Exercise: Please state how many lines of the data below contain the word "Gesetzes", offering nothing besides the number.

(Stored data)
>>>

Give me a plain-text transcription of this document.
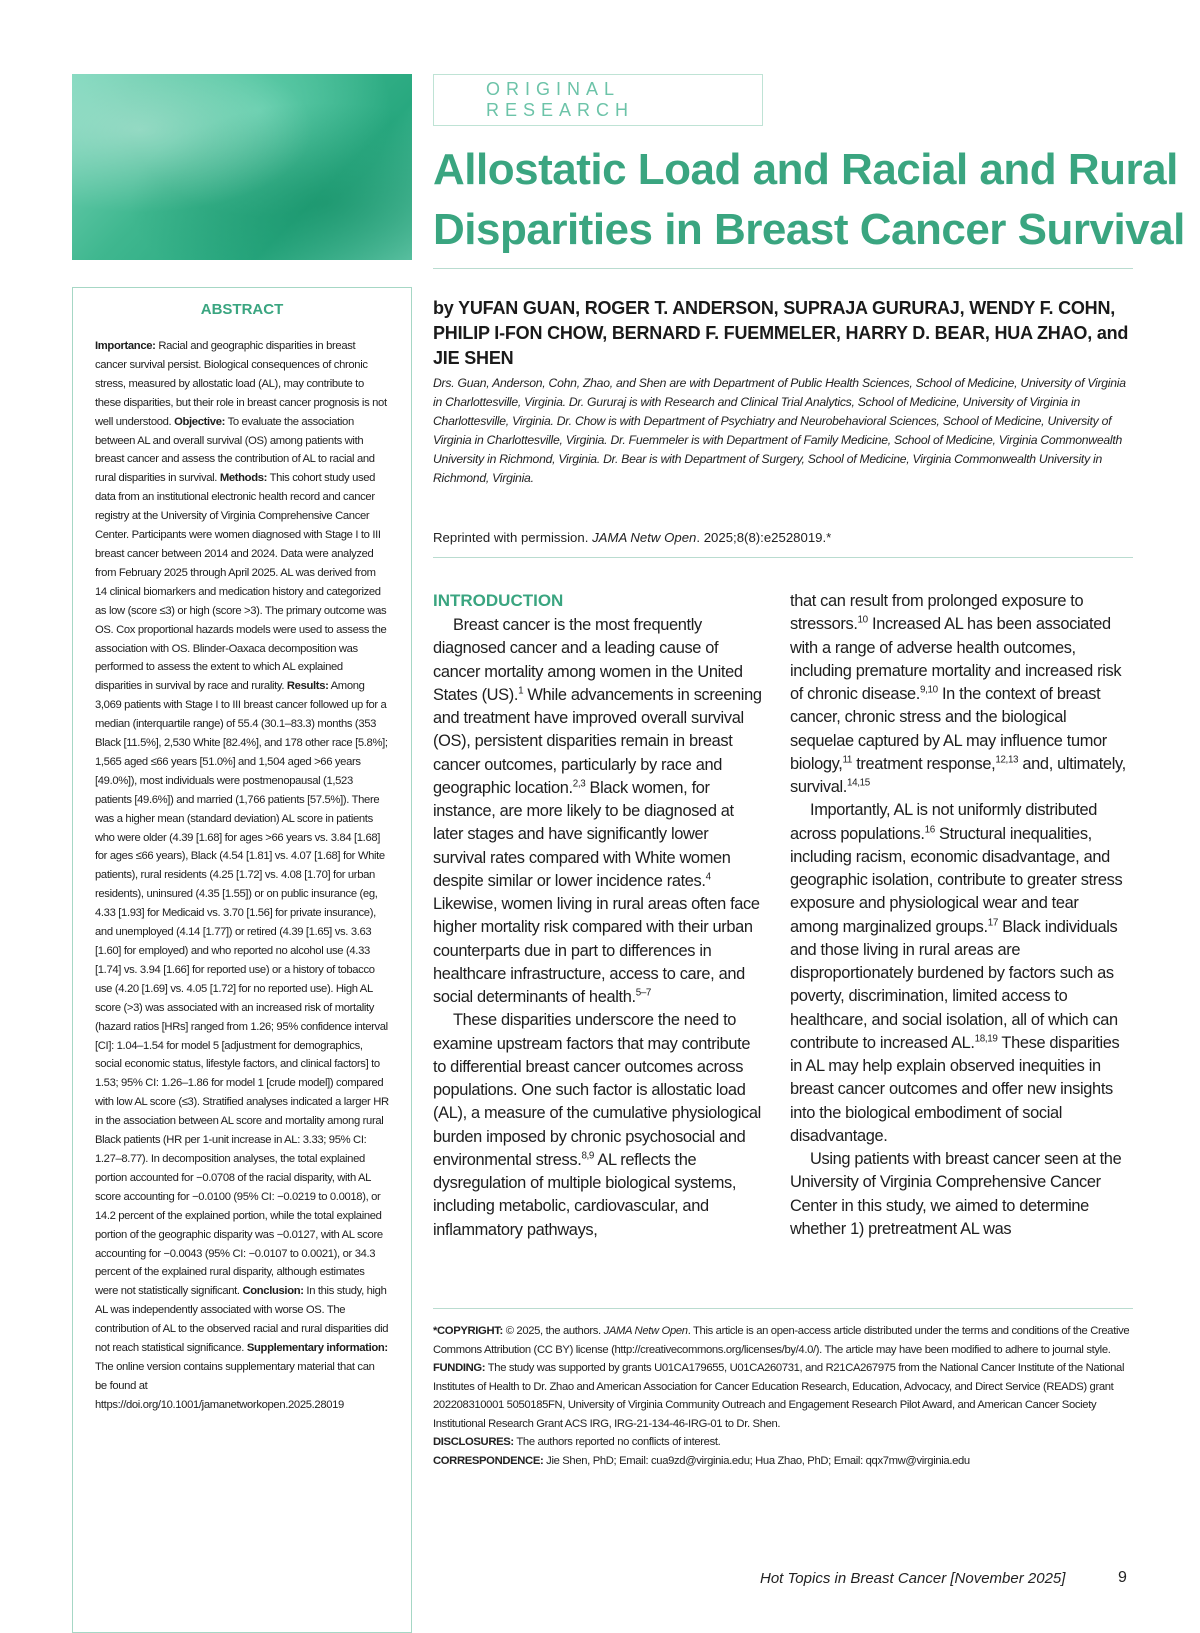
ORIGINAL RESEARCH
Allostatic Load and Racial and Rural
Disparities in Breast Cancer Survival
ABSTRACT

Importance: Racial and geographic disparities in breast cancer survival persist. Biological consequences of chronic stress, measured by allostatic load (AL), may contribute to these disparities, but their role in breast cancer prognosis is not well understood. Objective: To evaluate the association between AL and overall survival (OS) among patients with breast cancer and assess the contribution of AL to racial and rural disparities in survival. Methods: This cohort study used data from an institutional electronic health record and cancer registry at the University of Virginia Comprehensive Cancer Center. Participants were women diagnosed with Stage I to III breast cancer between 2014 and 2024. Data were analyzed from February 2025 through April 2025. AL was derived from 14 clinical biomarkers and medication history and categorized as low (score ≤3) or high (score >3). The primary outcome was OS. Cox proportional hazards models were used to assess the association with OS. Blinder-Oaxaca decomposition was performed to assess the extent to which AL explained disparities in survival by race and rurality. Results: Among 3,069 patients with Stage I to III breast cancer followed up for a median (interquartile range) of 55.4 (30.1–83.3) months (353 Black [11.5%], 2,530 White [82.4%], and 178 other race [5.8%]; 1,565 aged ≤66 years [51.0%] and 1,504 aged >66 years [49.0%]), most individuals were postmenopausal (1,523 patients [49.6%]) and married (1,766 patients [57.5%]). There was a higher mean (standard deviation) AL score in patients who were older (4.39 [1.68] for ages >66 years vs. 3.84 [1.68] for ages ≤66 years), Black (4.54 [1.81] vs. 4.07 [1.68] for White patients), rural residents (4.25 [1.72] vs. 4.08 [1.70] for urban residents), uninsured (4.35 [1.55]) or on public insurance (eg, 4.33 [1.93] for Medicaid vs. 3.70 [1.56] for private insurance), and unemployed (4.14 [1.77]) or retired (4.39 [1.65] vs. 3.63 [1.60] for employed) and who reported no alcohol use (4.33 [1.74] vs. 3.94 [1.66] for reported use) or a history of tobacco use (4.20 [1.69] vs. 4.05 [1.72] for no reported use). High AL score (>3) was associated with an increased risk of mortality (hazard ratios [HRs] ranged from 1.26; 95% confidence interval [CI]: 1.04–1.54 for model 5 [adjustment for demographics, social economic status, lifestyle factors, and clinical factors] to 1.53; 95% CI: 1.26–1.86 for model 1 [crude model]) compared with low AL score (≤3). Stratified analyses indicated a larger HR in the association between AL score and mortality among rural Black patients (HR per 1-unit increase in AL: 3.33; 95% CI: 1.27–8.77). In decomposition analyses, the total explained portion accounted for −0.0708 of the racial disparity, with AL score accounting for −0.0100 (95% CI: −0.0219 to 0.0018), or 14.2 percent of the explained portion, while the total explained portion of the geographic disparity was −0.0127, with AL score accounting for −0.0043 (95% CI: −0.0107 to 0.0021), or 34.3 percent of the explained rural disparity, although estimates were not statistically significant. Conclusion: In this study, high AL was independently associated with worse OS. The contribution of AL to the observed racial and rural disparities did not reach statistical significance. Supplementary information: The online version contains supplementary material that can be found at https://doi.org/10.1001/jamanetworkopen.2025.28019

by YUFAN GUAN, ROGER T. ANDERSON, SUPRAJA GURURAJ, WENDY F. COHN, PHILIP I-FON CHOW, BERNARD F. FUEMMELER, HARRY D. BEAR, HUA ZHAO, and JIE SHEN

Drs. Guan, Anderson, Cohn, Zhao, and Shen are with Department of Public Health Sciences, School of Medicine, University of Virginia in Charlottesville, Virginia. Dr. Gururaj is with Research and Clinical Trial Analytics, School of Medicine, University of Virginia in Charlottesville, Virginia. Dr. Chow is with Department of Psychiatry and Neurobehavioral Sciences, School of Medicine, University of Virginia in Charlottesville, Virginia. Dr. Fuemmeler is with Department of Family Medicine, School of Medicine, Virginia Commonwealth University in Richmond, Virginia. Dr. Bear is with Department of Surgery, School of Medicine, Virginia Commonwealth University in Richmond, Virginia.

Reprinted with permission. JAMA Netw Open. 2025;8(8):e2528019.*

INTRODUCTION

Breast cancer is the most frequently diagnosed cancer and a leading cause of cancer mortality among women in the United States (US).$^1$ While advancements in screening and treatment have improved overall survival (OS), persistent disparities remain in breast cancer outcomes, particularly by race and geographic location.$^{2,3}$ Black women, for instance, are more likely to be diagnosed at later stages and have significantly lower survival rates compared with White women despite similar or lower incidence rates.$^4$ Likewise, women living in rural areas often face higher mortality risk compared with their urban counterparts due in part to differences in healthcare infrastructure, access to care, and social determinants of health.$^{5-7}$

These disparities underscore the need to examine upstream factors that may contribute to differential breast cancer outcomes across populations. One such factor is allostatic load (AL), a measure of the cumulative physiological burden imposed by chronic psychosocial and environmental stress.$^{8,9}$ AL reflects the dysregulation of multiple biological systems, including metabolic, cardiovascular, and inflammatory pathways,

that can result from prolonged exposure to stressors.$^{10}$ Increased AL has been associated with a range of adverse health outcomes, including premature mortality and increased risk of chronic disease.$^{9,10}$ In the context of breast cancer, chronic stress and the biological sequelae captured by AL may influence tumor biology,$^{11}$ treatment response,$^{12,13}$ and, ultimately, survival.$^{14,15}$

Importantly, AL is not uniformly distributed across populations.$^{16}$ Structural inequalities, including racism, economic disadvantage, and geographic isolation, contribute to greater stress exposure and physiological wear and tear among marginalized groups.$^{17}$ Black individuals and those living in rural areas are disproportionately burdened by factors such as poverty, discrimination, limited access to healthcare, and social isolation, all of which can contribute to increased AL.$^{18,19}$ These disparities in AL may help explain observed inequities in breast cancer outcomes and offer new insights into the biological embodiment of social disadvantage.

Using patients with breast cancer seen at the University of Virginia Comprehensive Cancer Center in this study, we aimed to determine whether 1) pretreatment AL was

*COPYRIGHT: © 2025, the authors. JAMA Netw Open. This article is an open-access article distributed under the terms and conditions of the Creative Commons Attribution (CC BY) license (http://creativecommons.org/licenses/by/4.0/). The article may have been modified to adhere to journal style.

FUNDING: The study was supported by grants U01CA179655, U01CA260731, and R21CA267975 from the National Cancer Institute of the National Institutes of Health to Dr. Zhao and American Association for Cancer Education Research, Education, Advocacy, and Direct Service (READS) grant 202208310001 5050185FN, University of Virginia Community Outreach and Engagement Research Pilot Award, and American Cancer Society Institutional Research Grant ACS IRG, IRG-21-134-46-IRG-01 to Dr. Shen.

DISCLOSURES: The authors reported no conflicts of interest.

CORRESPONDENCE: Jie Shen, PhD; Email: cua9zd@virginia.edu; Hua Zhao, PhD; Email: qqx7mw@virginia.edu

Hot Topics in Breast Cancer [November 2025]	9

<<<
>>>

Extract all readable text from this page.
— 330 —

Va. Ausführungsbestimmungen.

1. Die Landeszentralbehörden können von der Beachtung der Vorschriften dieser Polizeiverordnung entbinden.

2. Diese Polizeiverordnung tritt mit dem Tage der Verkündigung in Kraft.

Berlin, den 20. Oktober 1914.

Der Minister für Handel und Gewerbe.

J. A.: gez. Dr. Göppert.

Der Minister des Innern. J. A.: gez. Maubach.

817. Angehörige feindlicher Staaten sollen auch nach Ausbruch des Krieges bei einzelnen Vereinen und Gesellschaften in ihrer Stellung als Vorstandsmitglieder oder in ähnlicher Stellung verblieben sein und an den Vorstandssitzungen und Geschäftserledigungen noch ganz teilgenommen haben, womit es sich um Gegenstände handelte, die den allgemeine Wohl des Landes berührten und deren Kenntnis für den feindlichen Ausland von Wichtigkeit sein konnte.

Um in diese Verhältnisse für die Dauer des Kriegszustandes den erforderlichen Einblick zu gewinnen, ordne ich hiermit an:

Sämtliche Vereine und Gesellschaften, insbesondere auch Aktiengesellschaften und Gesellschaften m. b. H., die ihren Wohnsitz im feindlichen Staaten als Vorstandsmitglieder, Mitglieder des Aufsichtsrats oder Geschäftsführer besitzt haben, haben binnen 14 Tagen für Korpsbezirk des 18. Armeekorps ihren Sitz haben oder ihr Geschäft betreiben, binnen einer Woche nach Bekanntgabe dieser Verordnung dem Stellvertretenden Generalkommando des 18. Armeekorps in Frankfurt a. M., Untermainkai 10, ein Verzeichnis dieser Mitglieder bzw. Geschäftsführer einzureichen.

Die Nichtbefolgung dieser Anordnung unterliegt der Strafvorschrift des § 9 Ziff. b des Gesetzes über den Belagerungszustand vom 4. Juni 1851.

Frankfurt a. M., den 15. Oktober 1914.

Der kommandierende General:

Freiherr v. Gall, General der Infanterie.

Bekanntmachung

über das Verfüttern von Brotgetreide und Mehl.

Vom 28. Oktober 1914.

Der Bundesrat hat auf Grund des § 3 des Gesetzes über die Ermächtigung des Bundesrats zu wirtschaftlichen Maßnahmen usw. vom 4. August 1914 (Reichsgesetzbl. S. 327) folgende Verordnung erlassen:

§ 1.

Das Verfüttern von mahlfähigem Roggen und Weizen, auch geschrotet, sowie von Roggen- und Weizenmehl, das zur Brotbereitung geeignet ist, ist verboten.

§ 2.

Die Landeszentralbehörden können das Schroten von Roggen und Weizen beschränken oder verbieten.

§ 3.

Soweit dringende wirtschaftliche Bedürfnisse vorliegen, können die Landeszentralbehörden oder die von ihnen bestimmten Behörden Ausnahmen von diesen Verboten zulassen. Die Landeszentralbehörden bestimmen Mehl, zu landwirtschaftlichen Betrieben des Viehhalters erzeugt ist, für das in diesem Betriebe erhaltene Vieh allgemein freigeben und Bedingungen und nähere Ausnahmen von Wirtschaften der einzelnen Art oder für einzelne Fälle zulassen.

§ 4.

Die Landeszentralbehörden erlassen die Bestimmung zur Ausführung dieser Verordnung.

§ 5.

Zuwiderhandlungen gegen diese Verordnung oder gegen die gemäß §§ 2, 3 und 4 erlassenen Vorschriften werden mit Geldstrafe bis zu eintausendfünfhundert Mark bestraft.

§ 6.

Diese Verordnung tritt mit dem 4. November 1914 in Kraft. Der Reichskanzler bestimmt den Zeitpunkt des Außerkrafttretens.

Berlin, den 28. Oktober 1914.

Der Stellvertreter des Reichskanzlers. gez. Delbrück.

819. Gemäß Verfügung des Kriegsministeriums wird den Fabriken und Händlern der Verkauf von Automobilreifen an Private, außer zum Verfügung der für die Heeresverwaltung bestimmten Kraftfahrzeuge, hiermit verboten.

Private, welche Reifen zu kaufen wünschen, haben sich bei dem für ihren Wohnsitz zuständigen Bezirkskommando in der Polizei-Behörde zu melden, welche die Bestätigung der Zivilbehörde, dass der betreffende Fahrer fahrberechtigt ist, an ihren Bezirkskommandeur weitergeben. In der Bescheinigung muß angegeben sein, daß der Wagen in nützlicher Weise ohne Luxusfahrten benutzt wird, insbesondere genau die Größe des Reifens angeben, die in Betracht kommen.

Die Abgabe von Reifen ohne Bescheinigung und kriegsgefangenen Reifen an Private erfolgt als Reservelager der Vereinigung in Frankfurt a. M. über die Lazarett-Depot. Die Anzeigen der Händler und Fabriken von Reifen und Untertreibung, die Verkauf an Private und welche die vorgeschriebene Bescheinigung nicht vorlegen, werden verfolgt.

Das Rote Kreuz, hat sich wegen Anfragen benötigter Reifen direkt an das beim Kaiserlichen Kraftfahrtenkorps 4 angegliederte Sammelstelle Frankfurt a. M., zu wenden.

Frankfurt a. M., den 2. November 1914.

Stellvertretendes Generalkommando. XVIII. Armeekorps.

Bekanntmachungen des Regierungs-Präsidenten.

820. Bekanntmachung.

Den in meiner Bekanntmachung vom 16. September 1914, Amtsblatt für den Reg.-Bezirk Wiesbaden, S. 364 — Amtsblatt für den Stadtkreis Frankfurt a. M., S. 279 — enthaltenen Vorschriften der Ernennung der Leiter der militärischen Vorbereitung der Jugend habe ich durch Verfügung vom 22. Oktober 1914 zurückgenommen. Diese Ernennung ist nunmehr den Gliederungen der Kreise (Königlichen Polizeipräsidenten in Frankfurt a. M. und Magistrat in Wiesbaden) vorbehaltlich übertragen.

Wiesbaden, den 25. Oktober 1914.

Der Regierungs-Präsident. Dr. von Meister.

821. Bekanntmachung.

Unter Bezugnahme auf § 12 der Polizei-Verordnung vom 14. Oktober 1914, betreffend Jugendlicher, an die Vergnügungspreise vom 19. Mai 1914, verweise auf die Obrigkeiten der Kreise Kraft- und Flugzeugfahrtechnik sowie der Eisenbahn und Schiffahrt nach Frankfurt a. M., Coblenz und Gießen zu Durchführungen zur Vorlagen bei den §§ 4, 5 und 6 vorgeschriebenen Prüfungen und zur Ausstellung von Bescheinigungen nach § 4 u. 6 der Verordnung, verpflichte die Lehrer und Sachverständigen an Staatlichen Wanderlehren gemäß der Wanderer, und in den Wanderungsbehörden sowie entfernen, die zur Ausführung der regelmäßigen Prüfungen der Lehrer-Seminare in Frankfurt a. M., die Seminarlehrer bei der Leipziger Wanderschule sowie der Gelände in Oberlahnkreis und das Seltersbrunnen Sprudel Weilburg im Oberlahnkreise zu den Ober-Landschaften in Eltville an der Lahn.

<<<

Answer for the task: 2